=== Your goal ===
Read the lines below and count those that have the word "title". Respond with the number only.

>> START Material to process

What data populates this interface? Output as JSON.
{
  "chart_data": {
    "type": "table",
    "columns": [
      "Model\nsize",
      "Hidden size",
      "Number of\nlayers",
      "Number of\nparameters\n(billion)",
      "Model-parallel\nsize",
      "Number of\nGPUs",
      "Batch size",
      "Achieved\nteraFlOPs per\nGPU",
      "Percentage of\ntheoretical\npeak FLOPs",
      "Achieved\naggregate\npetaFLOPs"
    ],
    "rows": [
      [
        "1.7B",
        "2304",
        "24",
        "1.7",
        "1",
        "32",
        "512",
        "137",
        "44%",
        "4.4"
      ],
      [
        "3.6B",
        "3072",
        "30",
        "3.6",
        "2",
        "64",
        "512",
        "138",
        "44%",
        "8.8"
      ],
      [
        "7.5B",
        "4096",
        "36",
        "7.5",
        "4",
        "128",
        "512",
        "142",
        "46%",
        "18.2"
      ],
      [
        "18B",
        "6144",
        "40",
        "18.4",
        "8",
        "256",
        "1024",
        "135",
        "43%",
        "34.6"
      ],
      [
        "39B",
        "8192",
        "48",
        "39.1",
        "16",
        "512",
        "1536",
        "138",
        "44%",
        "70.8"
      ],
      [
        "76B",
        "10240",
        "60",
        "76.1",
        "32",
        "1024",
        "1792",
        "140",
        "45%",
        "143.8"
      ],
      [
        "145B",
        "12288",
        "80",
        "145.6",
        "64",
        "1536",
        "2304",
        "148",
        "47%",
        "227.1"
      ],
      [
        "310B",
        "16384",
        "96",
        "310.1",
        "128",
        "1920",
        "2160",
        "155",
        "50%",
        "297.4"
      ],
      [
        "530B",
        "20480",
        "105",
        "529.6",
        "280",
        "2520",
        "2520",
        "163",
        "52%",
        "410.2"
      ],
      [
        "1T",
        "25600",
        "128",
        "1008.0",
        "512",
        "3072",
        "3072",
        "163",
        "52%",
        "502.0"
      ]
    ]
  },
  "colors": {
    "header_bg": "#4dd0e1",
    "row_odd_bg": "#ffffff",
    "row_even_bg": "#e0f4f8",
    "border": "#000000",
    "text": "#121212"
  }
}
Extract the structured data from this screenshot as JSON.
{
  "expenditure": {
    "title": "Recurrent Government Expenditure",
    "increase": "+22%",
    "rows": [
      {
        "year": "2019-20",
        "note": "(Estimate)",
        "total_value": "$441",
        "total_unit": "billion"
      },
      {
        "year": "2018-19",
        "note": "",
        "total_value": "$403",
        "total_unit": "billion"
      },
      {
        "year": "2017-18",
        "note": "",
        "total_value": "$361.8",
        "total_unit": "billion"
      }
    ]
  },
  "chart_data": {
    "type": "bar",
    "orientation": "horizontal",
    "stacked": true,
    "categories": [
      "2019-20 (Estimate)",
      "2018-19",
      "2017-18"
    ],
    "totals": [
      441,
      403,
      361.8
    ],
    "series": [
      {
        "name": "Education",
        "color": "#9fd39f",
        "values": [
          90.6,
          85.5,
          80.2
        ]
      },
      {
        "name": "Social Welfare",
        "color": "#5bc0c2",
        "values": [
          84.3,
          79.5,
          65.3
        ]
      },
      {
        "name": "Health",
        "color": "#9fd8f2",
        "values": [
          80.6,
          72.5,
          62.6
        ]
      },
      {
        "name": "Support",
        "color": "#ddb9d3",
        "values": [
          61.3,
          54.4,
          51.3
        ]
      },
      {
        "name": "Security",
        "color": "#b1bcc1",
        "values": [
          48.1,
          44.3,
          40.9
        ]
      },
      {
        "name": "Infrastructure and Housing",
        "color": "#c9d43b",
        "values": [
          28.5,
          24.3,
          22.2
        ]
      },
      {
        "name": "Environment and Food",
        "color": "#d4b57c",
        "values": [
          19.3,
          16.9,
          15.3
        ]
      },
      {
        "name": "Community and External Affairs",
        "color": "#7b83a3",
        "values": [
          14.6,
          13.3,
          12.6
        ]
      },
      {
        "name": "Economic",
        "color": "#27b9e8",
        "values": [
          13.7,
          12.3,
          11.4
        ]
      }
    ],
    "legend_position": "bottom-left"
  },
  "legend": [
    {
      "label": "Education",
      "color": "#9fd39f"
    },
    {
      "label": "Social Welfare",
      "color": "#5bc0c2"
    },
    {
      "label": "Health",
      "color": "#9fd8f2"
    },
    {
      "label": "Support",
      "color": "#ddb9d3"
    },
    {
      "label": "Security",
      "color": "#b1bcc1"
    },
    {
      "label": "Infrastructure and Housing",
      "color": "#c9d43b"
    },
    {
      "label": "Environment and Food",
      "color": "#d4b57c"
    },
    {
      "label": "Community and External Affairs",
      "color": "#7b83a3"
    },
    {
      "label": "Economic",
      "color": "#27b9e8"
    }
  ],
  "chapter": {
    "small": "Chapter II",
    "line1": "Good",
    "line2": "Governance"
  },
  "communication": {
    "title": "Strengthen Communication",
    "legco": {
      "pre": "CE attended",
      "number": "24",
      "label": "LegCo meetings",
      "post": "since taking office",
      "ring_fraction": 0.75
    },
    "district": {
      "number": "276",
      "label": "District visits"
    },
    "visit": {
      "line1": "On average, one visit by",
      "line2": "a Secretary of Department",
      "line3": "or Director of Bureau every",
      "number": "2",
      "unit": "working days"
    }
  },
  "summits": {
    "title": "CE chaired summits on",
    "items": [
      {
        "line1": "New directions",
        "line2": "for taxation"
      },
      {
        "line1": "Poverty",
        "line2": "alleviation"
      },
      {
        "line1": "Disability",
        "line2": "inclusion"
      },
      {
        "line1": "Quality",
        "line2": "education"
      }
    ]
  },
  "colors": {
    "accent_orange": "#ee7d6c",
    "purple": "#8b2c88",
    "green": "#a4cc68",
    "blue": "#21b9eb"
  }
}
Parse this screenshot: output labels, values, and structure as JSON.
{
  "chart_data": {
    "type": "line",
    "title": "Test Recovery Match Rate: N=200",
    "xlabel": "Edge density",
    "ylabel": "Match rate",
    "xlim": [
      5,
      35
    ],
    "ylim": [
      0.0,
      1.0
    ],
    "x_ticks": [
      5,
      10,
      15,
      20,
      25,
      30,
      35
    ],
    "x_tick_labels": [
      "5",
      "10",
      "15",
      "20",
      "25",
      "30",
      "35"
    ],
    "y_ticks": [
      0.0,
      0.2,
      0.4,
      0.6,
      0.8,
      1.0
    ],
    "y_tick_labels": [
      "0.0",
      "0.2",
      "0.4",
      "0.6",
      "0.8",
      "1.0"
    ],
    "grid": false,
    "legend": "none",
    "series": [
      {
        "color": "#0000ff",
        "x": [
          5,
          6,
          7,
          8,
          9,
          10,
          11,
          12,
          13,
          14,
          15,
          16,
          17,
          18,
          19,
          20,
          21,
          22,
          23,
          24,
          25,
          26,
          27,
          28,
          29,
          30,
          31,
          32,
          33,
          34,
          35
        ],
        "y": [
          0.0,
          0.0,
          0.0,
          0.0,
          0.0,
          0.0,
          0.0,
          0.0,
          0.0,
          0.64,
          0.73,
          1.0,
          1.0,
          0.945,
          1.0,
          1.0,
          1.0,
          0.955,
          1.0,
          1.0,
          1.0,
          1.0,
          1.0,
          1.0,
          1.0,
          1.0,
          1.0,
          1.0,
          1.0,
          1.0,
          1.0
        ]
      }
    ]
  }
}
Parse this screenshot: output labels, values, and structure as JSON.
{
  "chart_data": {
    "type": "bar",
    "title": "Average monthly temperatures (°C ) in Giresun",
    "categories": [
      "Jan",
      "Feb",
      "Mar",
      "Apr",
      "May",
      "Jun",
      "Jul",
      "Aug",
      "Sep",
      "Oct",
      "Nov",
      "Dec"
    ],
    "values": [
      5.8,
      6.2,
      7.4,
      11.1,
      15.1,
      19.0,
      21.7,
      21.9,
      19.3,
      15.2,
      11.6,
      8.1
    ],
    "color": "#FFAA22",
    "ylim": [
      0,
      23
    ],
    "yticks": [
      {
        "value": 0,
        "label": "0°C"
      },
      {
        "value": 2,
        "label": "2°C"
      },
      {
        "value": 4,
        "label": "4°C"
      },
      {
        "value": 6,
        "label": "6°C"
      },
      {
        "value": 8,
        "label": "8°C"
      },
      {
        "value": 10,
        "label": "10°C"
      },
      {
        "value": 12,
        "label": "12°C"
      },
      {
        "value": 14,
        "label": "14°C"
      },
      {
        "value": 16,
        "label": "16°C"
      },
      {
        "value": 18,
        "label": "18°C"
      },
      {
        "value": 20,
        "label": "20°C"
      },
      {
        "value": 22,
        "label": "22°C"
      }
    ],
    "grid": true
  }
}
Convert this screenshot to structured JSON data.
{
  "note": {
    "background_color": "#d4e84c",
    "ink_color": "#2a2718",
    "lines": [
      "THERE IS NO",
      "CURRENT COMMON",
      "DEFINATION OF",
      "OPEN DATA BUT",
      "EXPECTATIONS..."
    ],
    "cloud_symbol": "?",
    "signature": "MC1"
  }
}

>> END Material to process

=== Solved exercise ===
5